## Begin
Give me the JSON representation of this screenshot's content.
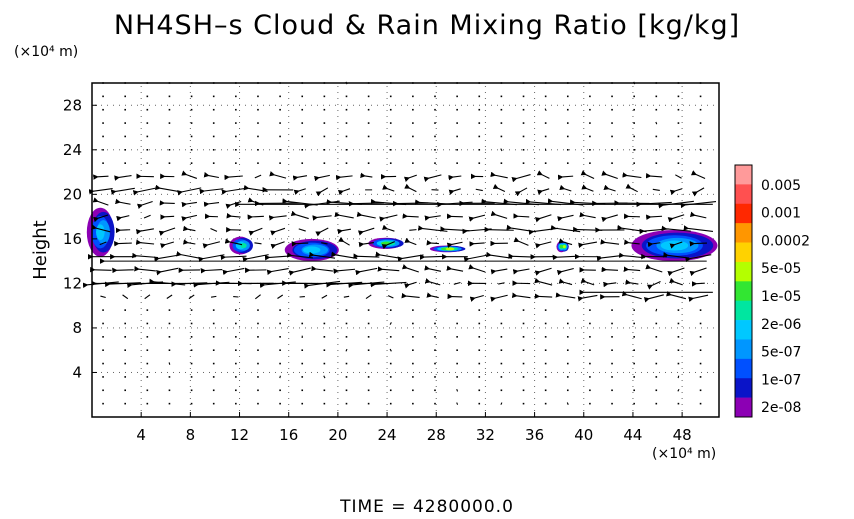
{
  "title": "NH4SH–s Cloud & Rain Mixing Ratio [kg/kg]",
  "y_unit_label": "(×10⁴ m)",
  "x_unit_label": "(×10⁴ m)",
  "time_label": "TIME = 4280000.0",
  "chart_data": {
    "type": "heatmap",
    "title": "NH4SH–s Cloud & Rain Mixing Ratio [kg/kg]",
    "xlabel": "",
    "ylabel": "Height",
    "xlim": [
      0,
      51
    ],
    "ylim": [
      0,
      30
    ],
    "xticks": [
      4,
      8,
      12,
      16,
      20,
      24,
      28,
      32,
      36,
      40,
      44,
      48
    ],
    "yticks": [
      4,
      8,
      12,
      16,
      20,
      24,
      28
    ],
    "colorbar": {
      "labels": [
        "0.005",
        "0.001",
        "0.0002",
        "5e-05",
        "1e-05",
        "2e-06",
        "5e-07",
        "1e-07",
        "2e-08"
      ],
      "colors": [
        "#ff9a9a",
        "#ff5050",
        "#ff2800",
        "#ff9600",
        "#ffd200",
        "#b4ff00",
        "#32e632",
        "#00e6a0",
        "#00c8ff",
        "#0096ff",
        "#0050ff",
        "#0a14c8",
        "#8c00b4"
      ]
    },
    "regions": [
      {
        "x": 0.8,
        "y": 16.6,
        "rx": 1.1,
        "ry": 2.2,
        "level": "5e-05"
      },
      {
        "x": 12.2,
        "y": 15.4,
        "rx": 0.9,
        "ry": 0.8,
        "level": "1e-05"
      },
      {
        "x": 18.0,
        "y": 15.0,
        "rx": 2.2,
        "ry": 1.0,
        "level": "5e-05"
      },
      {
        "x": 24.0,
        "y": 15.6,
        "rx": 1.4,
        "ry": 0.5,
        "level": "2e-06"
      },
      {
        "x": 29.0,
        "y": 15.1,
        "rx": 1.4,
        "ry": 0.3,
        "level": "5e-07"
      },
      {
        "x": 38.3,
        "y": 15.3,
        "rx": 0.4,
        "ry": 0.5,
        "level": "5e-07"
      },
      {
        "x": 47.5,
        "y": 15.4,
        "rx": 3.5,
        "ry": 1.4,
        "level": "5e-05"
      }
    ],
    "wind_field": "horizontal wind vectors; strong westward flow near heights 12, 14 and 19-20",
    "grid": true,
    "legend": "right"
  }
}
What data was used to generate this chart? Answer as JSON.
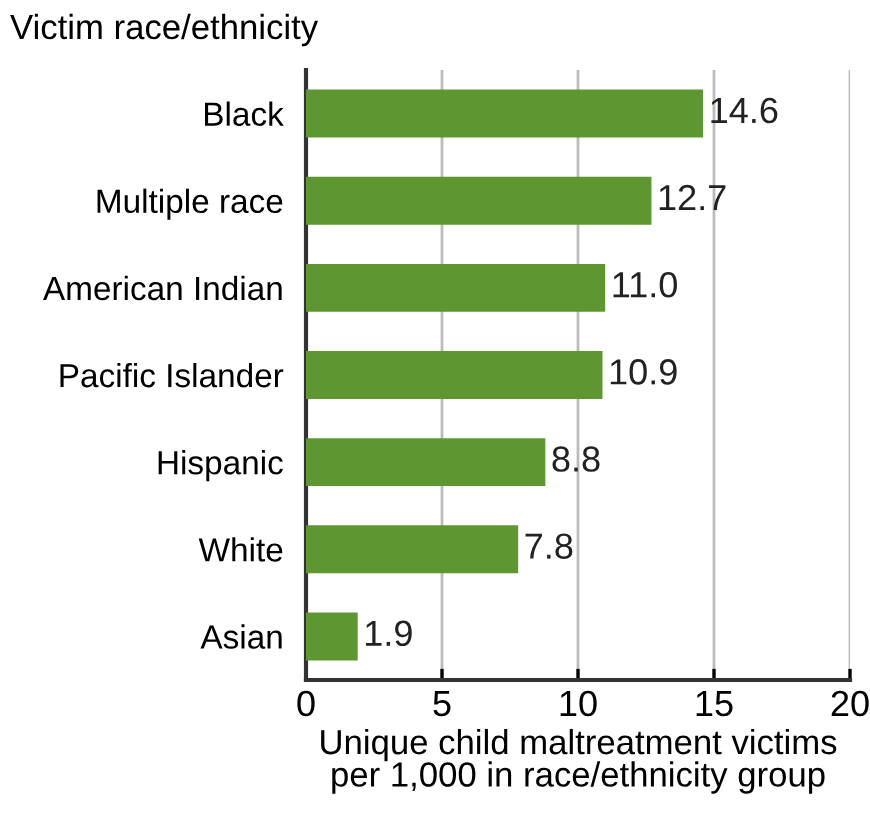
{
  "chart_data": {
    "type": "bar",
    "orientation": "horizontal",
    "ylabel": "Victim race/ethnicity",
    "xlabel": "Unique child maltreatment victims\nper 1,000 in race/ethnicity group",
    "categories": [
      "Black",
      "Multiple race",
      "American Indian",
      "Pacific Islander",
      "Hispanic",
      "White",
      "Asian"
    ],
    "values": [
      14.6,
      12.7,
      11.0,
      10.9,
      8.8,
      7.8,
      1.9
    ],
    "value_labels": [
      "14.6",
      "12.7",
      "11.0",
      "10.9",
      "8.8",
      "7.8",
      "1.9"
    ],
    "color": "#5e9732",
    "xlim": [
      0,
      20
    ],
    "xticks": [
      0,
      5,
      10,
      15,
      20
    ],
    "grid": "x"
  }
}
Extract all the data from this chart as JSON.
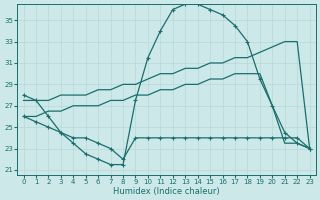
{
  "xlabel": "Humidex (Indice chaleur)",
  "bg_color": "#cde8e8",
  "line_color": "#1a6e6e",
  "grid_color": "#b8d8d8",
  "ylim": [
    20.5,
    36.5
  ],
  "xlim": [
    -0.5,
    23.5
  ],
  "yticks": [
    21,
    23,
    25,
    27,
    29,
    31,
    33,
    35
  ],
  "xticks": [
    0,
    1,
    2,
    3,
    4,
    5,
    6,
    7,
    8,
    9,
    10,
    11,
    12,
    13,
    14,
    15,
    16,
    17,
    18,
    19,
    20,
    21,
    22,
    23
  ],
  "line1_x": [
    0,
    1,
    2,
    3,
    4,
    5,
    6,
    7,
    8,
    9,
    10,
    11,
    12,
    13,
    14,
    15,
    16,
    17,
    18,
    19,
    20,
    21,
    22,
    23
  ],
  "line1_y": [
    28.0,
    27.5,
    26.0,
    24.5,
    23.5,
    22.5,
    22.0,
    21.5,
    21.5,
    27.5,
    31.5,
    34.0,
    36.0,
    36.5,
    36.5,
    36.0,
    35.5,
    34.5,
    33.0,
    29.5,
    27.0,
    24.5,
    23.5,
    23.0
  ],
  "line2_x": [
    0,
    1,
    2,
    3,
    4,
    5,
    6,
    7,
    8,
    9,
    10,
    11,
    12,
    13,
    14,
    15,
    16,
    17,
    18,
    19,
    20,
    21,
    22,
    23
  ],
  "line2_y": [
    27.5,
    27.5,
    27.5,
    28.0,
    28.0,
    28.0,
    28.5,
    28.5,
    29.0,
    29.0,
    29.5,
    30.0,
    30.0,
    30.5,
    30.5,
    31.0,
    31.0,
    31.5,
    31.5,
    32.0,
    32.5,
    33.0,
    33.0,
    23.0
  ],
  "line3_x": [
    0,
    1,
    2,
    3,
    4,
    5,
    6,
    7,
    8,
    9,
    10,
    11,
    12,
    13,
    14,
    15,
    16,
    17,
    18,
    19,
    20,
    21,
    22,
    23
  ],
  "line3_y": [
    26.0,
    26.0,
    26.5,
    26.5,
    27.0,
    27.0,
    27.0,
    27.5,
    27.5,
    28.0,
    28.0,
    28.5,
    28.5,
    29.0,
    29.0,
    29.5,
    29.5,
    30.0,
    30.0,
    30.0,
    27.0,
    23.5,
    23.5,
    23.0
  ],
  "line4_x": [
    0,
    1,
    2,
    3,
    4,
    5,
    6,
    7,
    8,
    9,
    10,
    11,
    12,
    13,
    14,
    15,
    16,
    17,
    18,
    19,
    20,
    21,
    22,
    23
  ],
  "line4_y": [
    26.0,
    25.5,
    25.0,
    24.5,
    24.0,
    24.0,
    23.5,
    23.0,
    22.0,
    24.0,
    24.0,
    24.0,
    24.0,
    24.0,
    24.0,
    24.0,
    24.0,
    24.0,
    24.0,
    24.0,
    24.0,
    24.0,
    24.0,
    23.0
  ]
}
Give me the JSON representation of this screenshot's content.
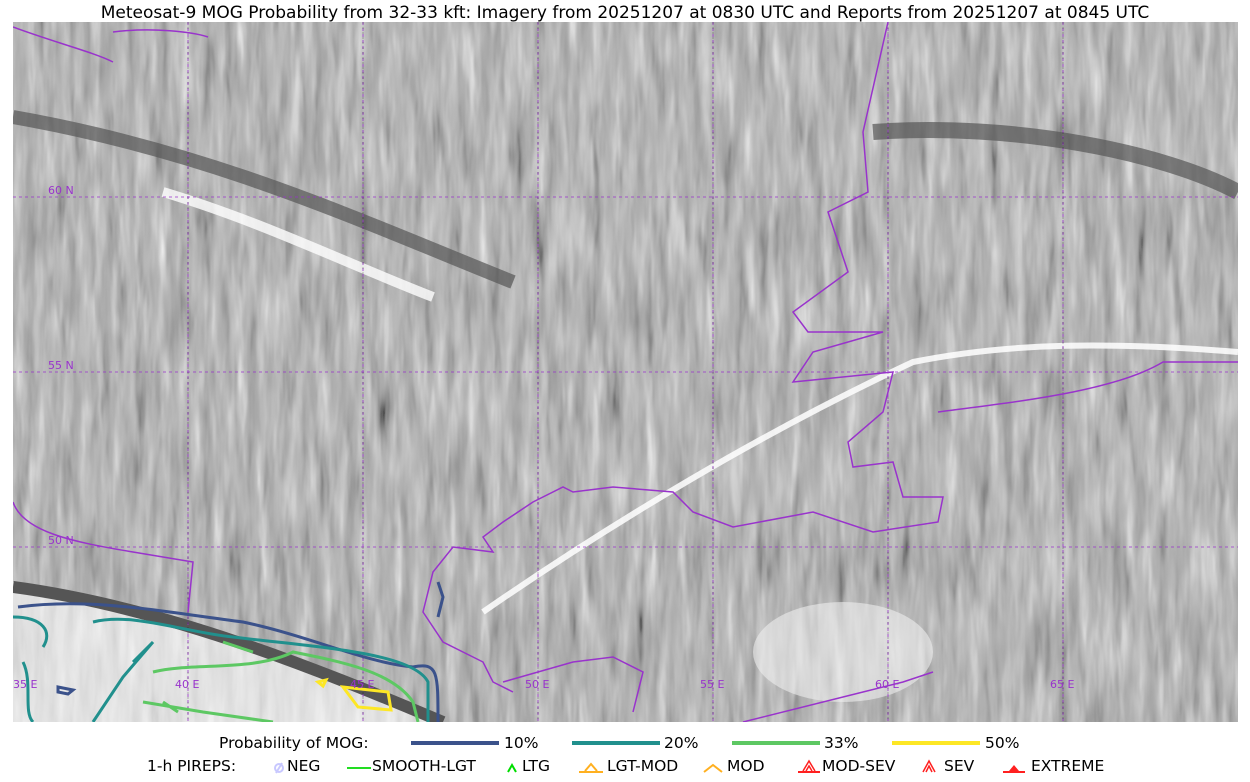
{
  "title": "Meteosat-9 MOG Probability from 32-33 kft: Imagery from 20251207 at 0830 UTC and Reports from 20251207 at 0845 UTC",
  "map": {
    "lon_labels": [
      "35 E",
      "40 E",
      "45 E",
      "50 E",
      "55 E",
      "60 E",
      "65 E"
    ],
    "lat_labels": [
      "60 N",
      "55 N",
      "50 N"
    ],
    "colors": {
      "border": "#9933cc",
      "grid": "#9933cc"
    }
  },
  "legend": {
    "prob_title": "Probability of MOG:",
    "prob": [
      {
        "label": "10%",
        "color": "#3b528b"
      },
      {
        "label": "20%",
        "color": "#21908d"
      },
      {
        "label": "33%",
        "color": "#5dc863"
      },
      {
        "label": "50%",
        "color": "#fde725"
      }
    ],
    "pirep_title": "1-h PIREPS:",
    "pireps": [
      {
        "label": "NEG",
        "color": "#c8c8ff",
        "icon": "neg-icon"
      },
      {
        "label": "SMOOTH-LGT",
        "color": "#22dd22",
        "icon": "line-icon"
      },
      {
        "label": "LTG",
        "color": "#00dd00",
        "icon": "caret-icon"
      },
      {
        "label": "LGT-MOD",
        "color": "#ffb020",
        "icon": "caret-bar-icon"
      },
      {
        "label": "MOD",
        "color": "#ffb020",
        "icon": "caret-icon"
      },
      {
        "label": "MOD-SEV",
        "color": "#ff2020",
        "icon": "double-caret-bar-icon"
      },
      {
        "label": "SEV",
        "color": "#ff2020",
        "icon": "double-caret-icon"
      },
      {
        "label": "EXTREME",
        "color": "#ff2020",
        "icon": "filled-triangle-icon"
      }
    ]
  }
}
## End
## GOAL
Find how many lines hold the string "from", and state that number alone.

## COMPLETED TASK
2